▶ **The problem**: Print the listing below word for word, leaving out the pictures.

▶ **Page element annotations**:

═══

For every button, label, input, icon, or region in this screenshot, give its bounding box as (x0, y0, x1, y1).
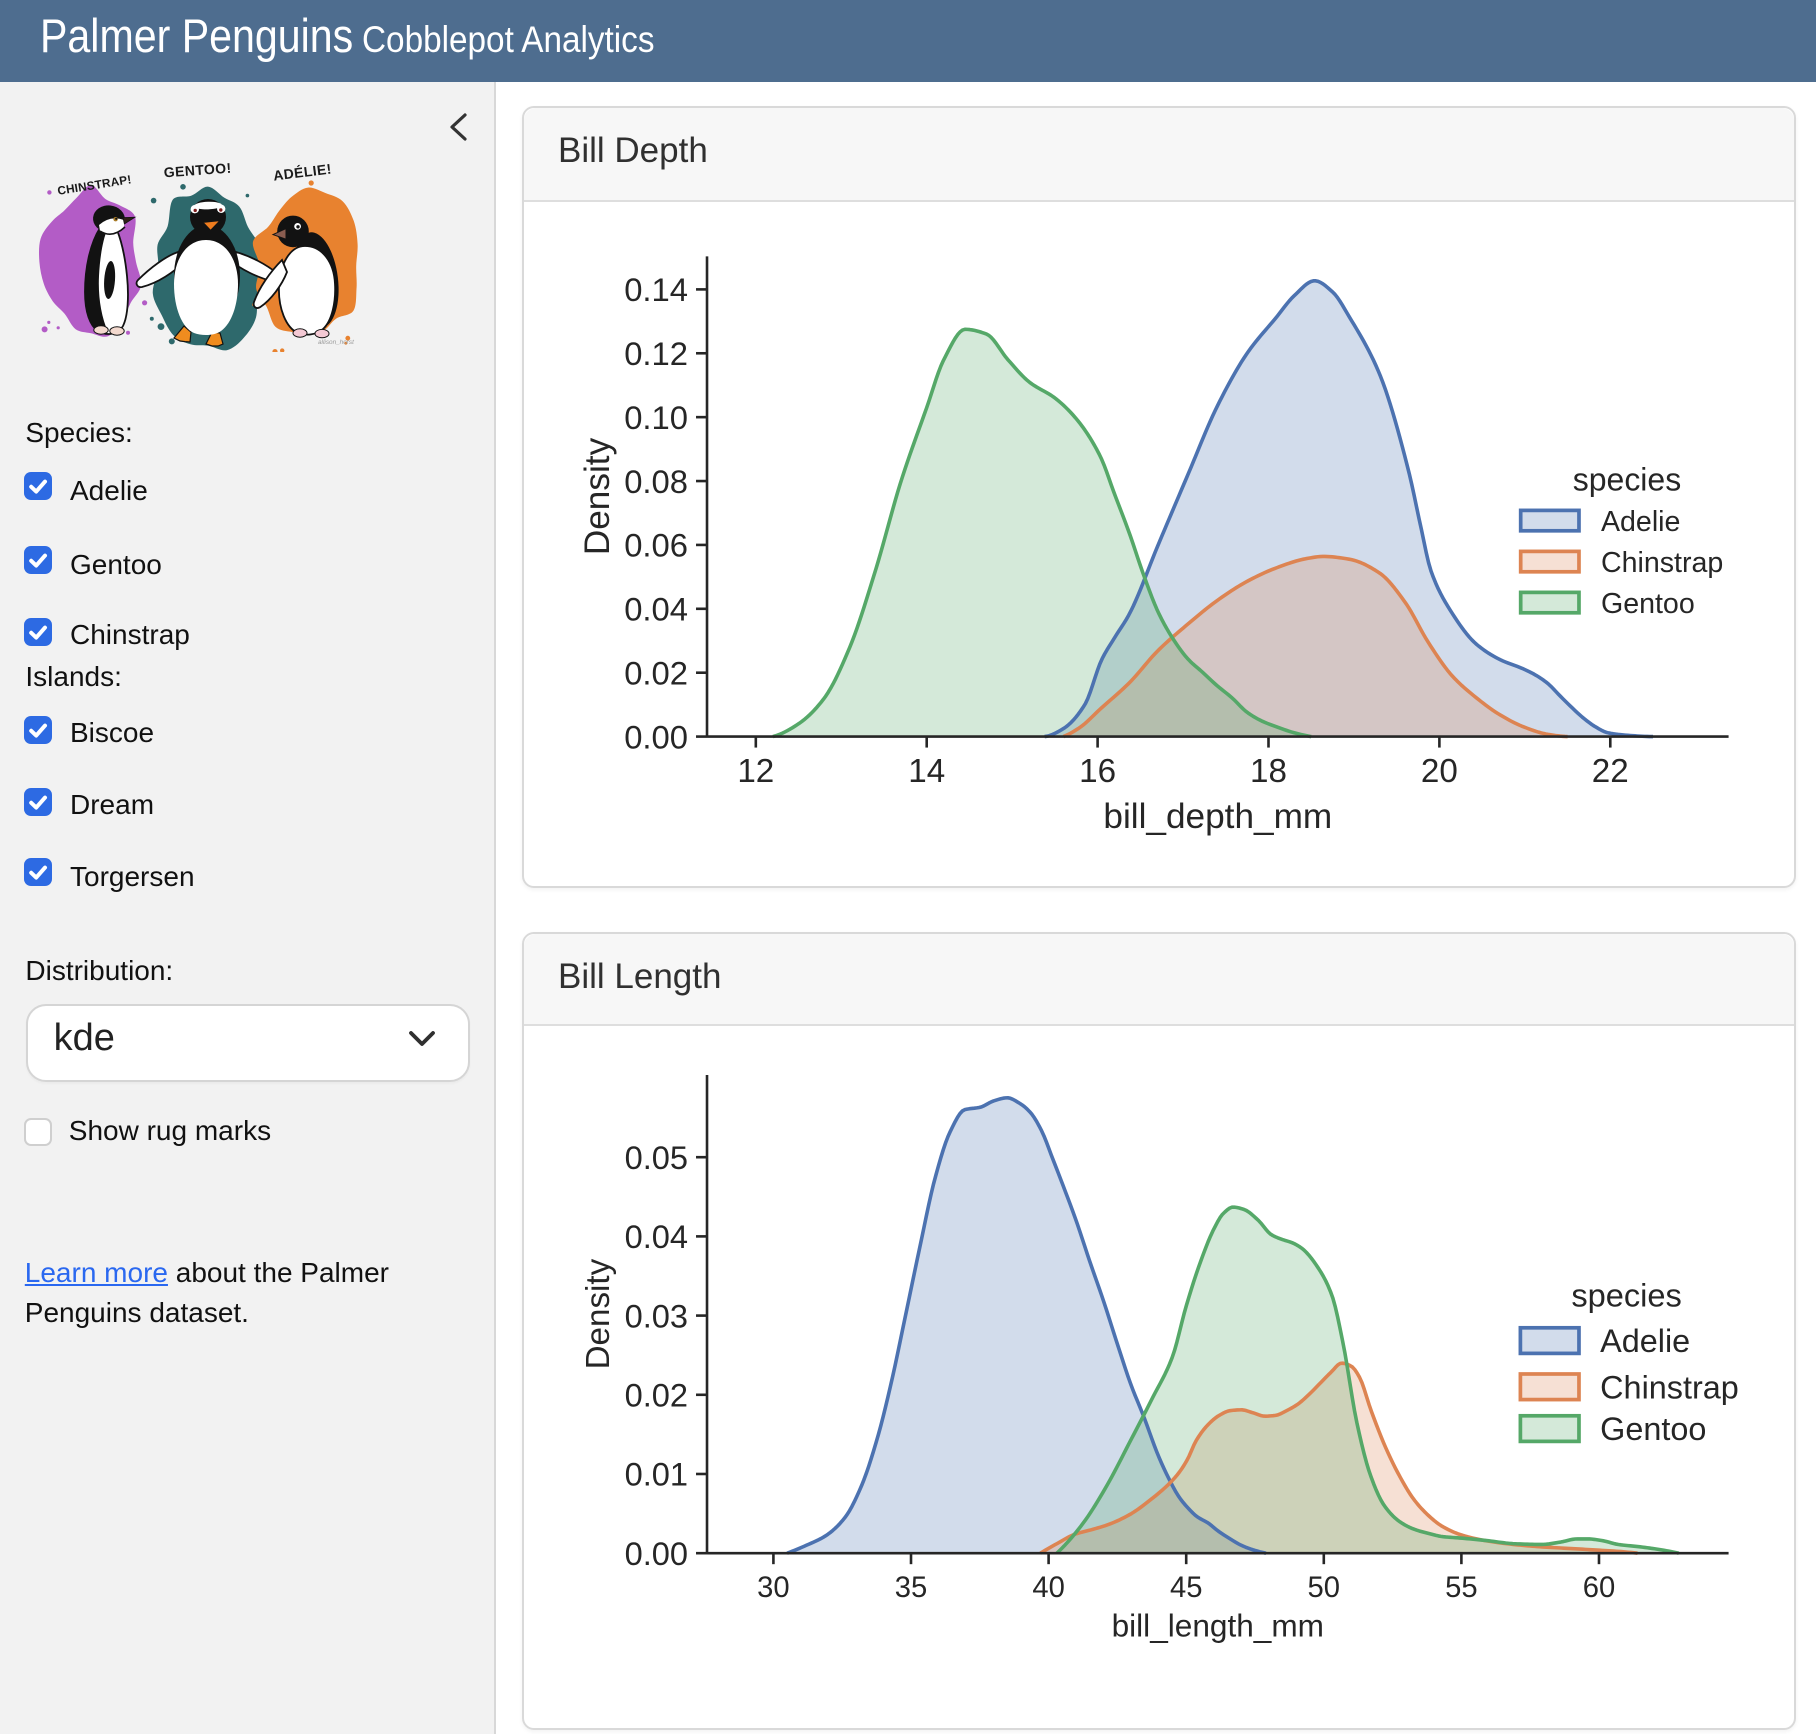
svg-text:bill_length_mm: bill_length_mm (1112, 1608, 1324, 1644)
svg-text:Density: Density (580, 1259, 617, 1370)
svg-text:16: 16 (1079, 753, 1116, 790)
svg-text:22: 22 (1592, 753, 1629, 790)
svg-text:Density: Density (578, 437, 617, 555)
svg-text:0.12: 0.12 (624, 335, 688, 372)
svg-text:Chinstrap: Chinstrap (1600, 1370, 1739, 1406)
svg-text:30: 30 (757, 1573, 789, 1605)
svg-text:55: 55 (1445, 1573, 1477, 1605)
svg-text:12: 12 (737, 753, 774, 790)
svg-text:Chinstrap: Chinstrap (1601, 546, 1723, 578)
svg-text:Adelie: Adelie (1600, 1324, 1690, 1360)
svg-text:0.00: 0.00 (625, 1536, 688, 1573)
svg-text:20: 20 (1421, 753, 1458, 790)
svg-text:0.14: 0.14 (624, 271, 688, 308)
svg-text:0.03: 0.03 (625, 1298, 688, 1335)
svg-text:ADÉLIE!: ADÉLIE! (271, 161, 331, 184)
svg-text:Gentoo: Gentoo (1601, 587, 1695, 619)
svg-text:species: species (1571, 1277, 1681, 1314)
svg-text:0.06: 0.06 (624, 526, 688, 563)
svg-text:Adelie: Adelie (1601, 505, 1680, 537)
svg-text:Gentoo: Gentoo (1600, 1412, 1706, 1448)
svg-text:0.00: 0.00 (624, 718, 688, 755)
svg-text:allison_horst: allison_horst (317, 339, 353, 346)
svg-text:0.01: 0.01 (625, 1456, 688, 1493)
svg-text:18: 18 (1250, 753, 1287, 790)
svg-text:60: 60 (1583, 1573, 1615, 1605)
svg-text:40: 40 (1032, 1573, 1064, 1605)
svg-text:bill_depth_mm: bill_depth_mm (1103, 797, 1332, 836)
svg-text:45: 45 (1170, 1573, 1202, 1605)
svg-text:0.04: 0.04 (625, 1219, 688, 1256)
svg-text:50: 50 (1308, 1573, 1340, 1605)
svg-text:0.02: 0.02 (625, 1377, 688, 1414)
svg-text:35: 35 (895, 1573, 927, 1605)
svg-text:species: species (1573, 461, 1681, 497)
svg-text:0.08: 0.08 (624, 462, 688, 499)
svg-text:GENTOO!: GENTOO! (162, 160, 231, 181)
svg-text:0.05: 0.05 (625, 1140, 688, 1177)
svg-text:0.10: 0.10 (624, 399, 688, 436)
svg-text:14: 14 (908, 753, 945, 790)
svg-text:0.04: 0.04 (624, 590, 688, 627)
svg-text:0.02: 0.02 (624, 654, 688, 691)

═══

▶ **Finished exercise**:
For every button, label, input, icon, or region in this screenshot, give its bounding box as (x0, y0, x1, y1).
svg-text:bill_length_mm: bill_length_mm (1112, 1608, 1324, 1644)
svg-text:Density: Density (580, 1259, 617, 1370)
svg-text:16: 16 (1079, 753, 1116, 790)
svg-text:22: 22 (1592, 753, 1629, 790)
svg-text:Density: Density (578, 437, 617, 555)
svg-text:0.12: 0.12 (624, 335, 688, 372)
svg-text:Chinstrap: Chinstrap (1600, 1370, 1739, 1406)
svg-text:30: 30 (757, 1573, 789, 1605)
svg-text:55: 55 (1445, 1573, 1477, 1605)
svg-text:12: 12 (737, 753, 774, 790)
svg-text:Chinstrap: Chinstrap (1601, 546, 1723, 578)
svg-text:Adelie: Adelie (1600, 1324, 1690, 1360)
svg-text:0.00: 0.00 (625, 1536, 688, 1573)
svg-text:20: 20 (1421, 753, 1458, 790)
svg-text:0.14: 0.14 (624, 271, 688, 308)
svg-text:0.03: 0.03 (625, 1298, 688, 1335)
svg-text:ADÉLIE!: ADÉLIE! (271, 161, 331, 184)
svg-text:Gentoo: Gentoo (1601, 587, 1695, 619)
svg-text:species: species (1571, 1277, 1681, 1314)
svg-text:0.06: 0.06 (624, 526, 688, 563)
svg-text:Adelie: Adelie (1601, 505, 1680, 537)
svg-text:Gentoo: Gentoo (1600, 1412, 1706, 1448)
svg-text:0.00: 0.00 (624, 718, 688, 755)
svg-text:allison_horst: allison_horst (317, 339, 353, 346)
svg-text:0.01: 0.01 (625, 1456, 688, 1493)
svg-text:18: 18 (1250, 753, 1287, 790)
svg-text:60: 60 (1583, 1573, 1615, 1605)
svg-text:40: 40 (1032, 1573, 1064, 1605)
svg-text:bill_depth_mm: bill_depth_mm (1103, 797, 1332, 836)
svg-text:45: 45 (1170, 1573, 1202, 1605)
svg-text:0.04: 0.04 (625, 1219, 688, 1256)
svg-text:50: 50 (1308, 1573, 1340, 1605)
svg-text:0.02: 0.02 (625, 1377, 688, 1414)
svg-text:35: 35 (895, 1573, 927, 1605)
svg-text:species: species (1573, 461, 1681, 497)
svg-text:0.08: 0.08 (624, 462, 688, 499)
svg-text:GENTOO!: GENTOO! (162, 160, 231, 181)
svg-text:0.05: 0.05 (625, 1140, 688, 1177)
svg-text:0.10: 0.10 (624, 399, 688, 436)
svg-text:14: 14 (908, 753, 945, 790)
svg-text:0.04: 0.04 (624, 590, 688, 627)
svg-text:0.02: 0.02 (624, 654, 688, 691)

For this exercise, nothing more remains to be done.